Required work → Scan the lines below; pull out those with "Products".

(Stored data)
══════

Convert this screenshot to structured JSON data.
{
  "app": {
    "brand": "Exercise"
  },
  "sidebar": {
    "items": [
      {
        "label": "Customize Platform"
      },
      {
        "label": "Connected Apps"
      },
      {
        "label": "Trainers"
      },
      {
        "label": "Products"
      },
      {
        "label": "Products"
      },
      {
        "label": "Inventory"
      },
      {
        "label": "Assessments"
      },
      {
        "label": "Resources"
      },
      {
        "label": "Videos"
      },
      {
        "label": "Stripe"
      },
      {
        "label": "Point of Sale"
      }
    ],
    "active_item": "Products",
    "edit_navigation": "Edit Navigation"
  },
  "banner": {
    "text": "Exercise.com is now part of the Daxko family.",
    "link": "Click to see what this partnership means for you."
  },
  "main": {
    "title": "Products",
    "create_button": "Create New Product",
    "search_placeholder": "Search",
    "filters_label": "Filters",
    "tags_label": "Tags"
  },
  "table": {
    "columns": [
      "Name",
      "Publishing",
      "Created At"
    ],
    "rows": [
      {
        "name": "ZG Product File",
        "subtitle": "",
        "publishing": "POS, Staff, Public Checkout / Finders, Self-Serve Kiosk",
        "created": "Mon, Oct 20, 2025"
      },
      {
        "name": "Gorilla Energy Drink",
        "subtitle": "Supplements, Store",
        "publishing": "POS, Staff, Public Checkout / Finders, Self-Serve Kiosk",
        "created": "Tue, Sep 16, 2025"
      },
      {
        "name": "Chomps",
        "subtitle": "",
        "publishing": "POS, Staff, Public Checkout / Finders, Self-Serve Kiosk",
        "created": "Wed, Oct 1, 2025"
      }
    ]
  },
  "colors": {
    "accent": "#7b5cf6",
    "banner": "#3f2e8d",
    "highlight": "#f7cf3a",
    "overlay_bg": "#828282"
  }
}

══════

Completed task →
        "label": "Products"
        "label": "Products"
    "active_item": "Products",
    "title": "Products",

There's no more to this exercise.